Saved data entries:

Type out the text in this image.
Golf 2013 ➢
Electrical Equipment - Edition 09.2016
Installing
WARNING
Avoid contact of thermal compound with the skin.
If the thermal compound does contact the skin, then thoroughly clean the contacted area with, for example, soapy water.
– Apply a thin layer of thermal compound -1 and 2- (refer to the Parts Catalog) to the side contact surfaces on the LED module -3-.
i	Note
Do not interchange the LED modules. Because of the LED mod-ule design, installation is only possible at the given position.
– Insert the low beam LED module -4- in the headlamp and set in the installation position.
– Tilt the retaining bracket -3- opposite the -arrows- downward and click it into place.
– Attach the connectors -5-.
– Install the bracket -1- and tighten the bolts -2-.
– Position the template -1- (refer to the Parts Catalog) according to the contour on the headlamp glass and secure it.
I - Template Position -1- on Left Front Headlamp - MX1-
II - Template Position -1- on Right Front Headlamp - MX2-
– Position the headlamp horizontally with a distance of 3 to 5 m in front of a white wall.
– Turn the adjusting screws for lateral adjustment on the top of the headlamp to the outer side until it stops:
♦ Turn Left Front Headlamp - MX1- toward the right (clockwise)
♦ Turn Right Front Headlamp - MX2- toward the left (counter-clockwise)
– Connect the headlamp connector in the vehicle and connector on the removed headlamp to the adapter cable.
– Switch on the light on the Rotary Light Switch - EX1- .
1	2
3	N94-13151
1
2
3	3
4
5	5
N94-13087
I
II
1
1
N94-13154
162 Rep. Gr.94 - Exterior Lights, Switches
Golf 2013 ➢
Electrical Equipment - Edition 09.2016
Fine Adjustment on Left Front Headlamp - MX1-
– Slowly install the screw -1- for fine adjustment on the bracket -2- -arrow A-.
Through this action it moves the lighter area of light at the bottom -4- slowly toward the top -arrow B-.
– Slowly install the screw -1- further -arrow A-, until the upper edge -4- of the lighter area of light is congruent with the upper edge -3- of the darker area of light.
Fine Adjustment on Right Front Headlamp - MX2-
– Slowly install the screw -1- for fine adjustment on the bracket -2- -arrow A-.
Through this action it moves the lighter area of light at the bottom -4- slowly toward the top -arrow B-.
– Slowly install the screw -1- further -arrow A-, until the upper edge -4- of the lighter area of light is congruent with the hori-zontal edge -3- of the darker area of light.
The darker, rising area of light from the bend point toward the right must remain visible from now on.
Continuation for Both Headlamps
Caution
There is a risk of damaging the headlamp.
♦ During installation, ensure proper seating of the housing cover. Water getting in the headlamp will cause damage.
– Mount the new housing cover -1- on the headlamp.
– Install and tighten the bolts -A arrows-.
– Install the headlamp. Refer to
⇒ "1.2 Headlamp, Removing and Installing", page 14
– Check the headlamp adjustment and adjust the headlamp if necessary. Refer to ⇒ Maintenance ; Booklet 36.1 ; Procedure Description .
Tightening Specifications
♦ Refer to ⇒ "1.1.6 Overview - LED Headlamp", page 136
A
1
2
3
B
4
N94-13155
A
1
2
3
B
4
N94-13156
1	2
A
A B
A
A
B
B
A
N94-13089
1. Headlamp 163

(Given problem): Scan the lines for the string "arrows". Pick out every line that has it.

(The completed task):
– Tilt the retaining bracket -3- opposite the -arrows- downward and click it into place.
– Install and tighten the bolts -A arrows-.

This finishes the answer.